Short exercise: Word for word, retype every entry in the listing.
━━ Record extracts
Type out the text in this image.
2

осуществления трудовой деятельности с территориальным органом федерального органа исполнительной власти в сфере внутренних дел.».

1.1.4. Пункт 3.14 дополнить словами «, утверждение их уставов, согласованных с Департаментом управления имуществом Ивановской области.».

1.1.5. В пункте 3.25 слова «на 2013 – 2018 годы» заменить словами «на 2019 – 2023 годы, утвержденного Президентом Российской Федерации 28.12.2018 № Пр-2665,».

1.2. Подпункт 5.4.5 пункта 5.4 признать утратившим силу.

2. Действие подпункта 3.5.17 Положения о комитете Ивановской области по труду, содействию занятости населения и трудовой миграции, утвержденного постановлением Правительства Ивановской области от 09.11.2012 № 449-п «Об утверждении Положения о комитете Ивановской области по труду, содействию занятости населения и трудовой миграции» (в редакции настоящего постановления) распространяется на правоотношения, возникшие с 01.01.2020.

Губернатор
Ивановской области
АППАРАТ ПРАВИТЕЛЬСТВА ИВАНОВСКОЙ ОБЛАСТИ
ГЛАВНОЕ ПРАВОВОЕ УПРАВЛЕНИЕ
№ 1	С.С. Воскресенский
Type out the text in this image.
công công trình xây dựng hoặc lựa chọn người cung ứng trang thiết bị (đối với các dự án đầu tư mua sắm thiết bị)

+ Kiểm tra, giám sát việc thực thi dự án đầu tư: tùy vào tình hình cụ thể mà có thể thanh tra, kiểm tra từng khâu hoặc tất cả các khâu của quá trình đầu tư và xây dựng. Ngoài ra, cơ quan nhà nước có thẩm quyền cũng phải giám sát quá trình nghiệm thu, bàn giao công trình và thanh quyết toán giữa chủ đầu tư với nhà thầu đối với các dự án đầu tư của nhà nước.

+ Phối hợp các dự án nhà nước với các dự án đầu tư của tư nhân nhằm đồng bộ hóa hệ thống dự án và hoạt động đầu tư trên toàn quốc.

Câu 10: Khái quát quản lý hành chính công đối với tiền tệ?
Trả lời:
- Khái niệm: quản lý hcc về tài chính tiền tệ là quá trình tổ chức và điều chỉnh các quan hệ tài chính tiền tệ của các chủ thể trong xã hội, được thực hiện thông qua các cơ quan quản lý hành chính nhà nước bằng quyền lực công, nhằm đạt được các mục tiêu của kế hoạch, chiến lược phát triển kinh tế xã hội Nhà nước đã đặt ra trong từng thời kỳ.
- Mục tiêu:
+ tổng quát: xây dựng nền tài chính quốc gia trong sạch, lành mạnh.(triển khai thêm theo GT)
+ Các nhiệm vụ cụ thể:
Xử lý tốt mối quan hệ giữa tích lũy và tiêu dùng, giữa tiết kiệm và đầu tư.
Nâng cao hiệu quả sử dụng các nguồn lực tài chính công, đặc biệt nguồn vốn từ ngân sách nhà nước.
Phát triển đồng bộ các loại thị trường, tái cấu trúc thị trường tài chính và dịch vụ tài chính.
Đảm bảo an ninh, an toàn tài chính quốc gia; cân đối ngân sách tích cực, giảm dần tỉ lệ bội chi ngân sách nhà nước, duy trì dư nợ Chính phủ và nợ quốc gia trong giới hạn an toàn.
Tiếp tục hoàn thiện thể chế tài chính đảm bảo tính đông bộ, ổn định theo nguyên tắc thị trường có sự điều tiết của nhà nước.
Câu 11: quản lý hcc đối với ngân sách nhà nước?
━━━━
Task response:
Type out the text in this image.
2

осуществления трудовой деятельности с территориальным органом федерального органа исполнительной власти в сфере внутренних дел.».

1.1.4. Пункт 3.14 дополнить словами «, утверждение их уставов, согласованных с Департаментом управления имуществом Ивановской области.».

1.1.5. В пункте 3.25 слова «на 2013 – 2018 годы» заменить словами «на 2019 – 2023 годы, утвержденного Президентом Российской Федерации 28.12.2018 № Пр-2665,».

1.2. Подпункт 5.4.5 пункта 5.4 признать утратившим силу.

2. Действие подпункта 3.5.17 Положения о комитете Ивановской области по труду, содействию занятости населения и трудовой миграции, утвержденного постановлением Правительства Ивановской области от 09.11.2012 № 449-п «Об утверждении Положения о комитете Ивановской области по труду, содействию занятости населения и трудовой миграции» (в редакции настоящего постановления) распространяется на правоотношения, возникшие с 01.01.2020.

Губернатор
Ивановской области
АППАРАТ ПРАВИТЕЛЬСТВА ИВАНОВСКОЙ ОБЛАСТИ
ГЛАВНОЕ ПРАВОВОЕ УПРАВЛЕНИЕ
№ 1	С.С. Воскресенский
Type out the text in this image.
công công trình xây dựng hoặc lựa chọn người cung ứng trang thiết bị (đối với các dự án đầu tư mua sắm thiết bị)

+ Kiểm tra, giám sát việc thực thi dự án đầu tư: tùy vào tình hình cụ thể mà có thể thanh tra, kiểm tra từng khâu hoặc tất cả các khâu của quá trình đầu tư và xây dựng. Ngoài ra, cơ quan nhà nước có thẩm quyền cũng phải giám sát quá trình nghiệm thu, bàn giao công trình và thanh quyết toán giữa chủ đầu tư với nhà thầu đối với các dự án đầu tư của nhà nước.

+ Phối hợp các dự án nhà nước với các dự án đầu tư của tư nhân nhằm đồng bộ hóa hệ thống dự án và hoạt động đầu tư trên toàn quốc.

Câu 10: Khái quát quản lý hành chính công đối với tiền tệ?
Trả lời:
- Khái niệm: quản lý hcc về tài chính tiền tệ là quá trình tổ chức và điều chỉnh các quan hệ tài chính tiền tệ của các chủ thể trong xã hội, được thực hiện thông qua các cơ quan quản lý hành chính nhà nước bằng quyền lực công, nhằm đạt được các mục tiêu của kế hoạch, chiến lược phát triển kinh tế xã hội Nhà nước đã đặt ra trong từng thời kỳ.
- Mục tiêu:
+ tổng quát: xây dựng nền tài chính quốc gia trong sạch, lành mạnh.(triển khai thêm theo GT)
+ Các nhiệm vụ cụ thể:
Xử lý tốt mối quan hệ giữa tích lũy và tiêu dùng, giữa tiết kiệm và đầu tư.
Nâng cao hiệu quả sử dụng các nguồn lực tài chính công, đặc biệt nguồn vốn từ ngân sách nhà nước.
Phát triển đồng bộ các loại thị trường, tái cấu trúc thị trường tài chính và dịch vụ tài chính.
Đảm bảo an ninh, an toàn tài chính quốc gia; cân đối ngân sách tích cực, giảm dần tỉ lệ bội chi ngân sách nhà nước, duy trì dư nợ Chính phủ và nợ quốc gia trong giới hạn an toàn.
Tiếp tục hoàn thiện thể chế tài chính đảm bảo tính đông bộ, ổn định theo nguyên tắc thị trường có sự điều tiết của nhà nước.
Câu 11: quản lý hcc đối với ngân sách nhà nước?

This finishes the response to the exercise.